* [EXERCISE BRIEF]: List each line of the data that holds the word "JSON".

* [ENTRIES SHOWN]:
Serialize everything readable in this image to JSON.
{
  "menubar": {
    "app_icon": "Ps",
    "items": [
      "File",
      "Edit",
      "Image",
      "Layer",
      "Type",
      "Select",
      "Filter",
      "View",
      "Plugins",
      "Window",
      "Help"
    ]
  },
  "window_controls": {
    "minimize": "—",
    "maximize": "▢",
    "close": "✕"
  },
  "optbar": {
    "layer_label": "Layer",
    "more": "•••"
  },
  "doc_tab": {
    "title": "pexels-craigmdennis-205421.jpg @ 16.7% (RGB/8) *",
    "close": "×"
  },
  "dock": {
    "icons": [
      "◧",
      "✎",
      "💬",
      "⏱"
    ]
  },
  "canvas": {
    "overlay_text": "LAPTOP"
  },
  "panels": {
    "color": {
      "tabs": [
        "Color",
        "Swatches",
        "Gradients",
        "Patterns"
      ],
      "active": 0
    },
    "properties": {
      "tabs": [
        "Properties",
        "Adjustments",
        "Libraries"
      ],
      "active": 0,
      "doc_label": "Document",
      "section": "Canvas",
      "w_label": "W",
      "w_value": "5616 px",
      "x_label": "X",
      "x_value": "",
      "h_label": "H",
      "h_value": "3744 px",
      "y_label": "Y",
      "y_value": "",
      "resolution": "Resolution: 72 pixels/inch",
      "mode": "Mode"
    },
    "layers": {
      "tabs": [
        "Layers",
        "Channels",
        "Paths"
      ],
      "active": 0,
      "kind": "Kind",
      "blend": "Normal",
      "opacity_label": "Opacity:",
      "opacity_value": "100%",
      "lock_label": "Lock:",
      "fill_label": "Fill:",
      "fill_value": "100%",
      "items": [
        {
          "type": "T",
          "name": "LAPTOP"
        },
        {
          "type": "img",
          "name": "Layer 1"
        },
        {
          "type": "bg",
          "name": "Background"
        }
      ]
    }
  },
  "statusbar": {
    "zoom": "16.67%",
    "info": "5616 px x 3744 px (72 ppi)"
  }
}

==

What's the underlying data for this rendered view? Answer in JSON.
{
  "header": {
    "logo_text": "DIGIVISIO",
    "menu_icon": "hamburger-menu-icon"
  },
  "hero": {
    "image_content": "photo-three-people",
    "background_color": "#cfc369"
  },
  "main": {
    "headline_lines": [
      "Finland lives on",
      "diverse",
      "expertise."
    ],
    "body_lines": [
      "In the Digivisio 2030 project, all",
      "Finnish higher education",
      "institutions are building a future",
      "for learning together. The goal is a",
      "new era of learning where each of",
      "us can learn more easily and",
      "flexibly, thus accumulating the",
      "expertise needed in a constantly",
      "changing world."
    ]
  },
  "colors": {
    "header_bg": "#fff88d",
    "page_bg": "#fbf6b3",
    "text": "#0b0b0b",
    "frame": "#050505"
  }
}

* [RESULT FOR THIS EXERCISE]:
Serialize everything readable in this image to JSON.
What's the underlying data for this rendered view? Answer in JSON.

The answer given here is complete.